## Records shown
--
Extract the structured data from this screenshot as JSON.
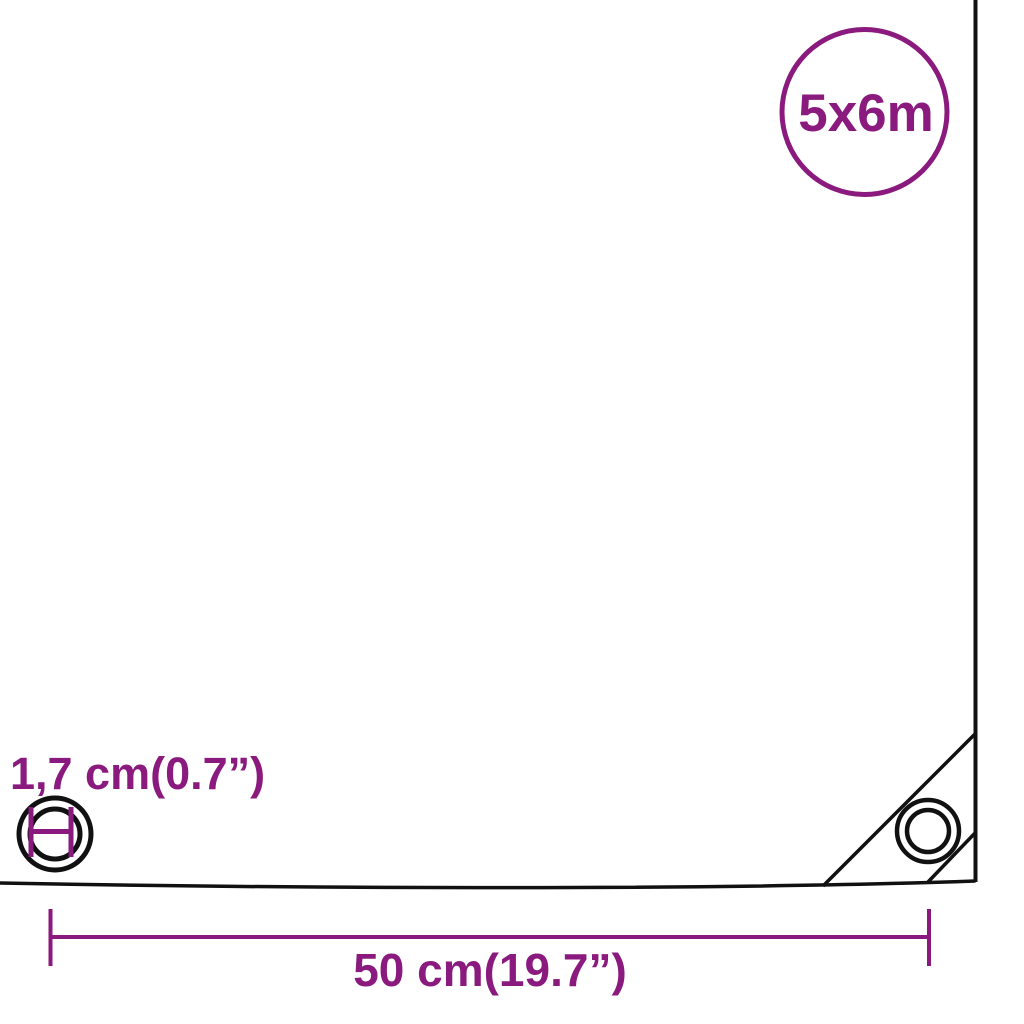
{
  "diagram": {
    "type": "tarpaulin-dimension-diagram",
    "background": "#ffffff"
  },
  "size_badge": {
    "label": "5x6m",
    "color": "#8A1A7E"
  },
  "eyelet_detail": {
    "label": "1,7 cm(0.7”)",
    "measure_color": "#8A1A7E",
    "ring_color": "#111111"
  },
  "corner_dimension": {
    "label": "50 cm(19.7”)",
    "color": "#8A1A7E"
  },
  "tarp": {
    "outline_color": "#111111"
  }
}
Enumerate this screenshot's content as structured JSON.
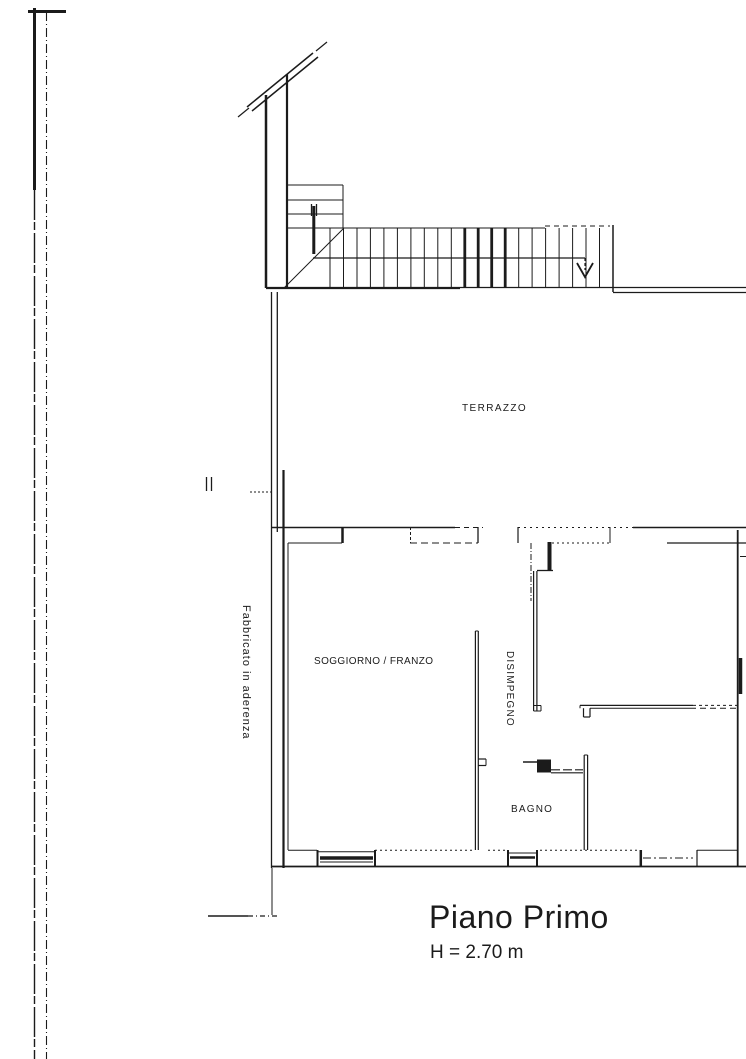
{
  "document": {
    "type": "architectural floor plan (scanned)",
    "title": "Piano Primo",
    "height_note": "H = 2.70 m",
    "ink_color": "#1b1b1b",
    "paper_color": "#ffffff"
  },
  "rooms": [
    {
      "id": "terrazzo",
      "label": "TERRAZZO"
    },
    {
      "id": "soggiorno-pranzo",
      "label": "SOGGIORNO / FRANZO"
    },
    {
      "id": "disimpegno",
      "label": "DISIMPEGNO"
    },
    {
      "id": "bagno",
      "label": "BAGNO"
    }
  ],
  "annotations": [
    {
      "id": "adjacent-building",
      "label": "Fabbricato in aderenza"
    }
  ],
  "icons": [
    {
      "id": "stairs-down-arrow",
      "meaning": "stair direction: down"
    }
  ]
}
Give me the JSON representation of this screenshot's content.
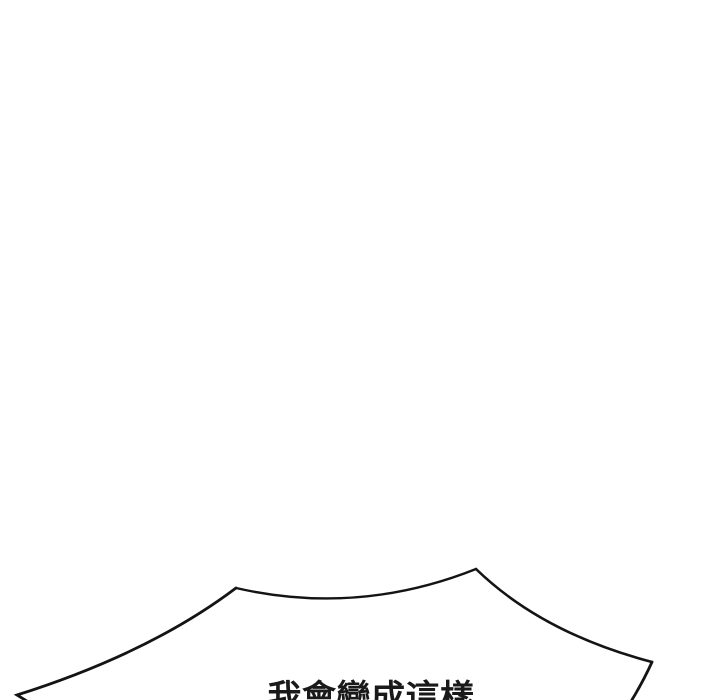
--
## Aim of the exercise
Keep the pictures out of the copy and return the rest of the data above exactly.

## Correct response
Extract the structured data from this screenshot as JSON.
{
  "diagram": {
    "type": "tarpaulin-dimension-diagram",
    "background": "#ffffff"
  },
  "size_badge": {
    "label": "5x6m",
    "color": "#8A1A7E"
  },
  "eyelet_detail": {
    "label": "1,7 cm(0.7”)",
    "measure_color": "#8A1A7E",
    "ring_color": "#111111"
  },
  "corner_dimension": {
    "label": "50 cm(19.7”)",
    "color": "#8A1A7E"
  },
  "tarp": {
    "outline_color": "#111111"
  }
}
Enumerate this screenshot's content as structured JSON.
{
  "document": {
    "type": "architectural floor plan (scanned)",
    "title": "Piano Primo",
    "height_note": "H = 2.70 m",
    "ink_color": "#1b1b1b",
    "paper_color": "#ffffff"
  },
  "rooms": [
    {
      "id": "terrazzo",
      "label": "TERRAZZO"
    },
    {
      "id": "soggiorno-pranzo",
      "label": "SOGGIORNO / FRANZO"
    },
    {
      "id": "disimpegno",
      "label": "DISIMPEGNO"
    },
    {
      "id": "bagno",
      "label": "BAGNO"
    }
  ],
  "annotations": [
    {
      "id": "adjacent-building",
      "label": "Fabbricato in aderenza"
    }
  ],
  "icons": [
    {
      "id": "stairs-down-arrow",
      "meaning": "stair direction: down"
    }
  ]
}
Give me the JSON representation of this screenshot's content.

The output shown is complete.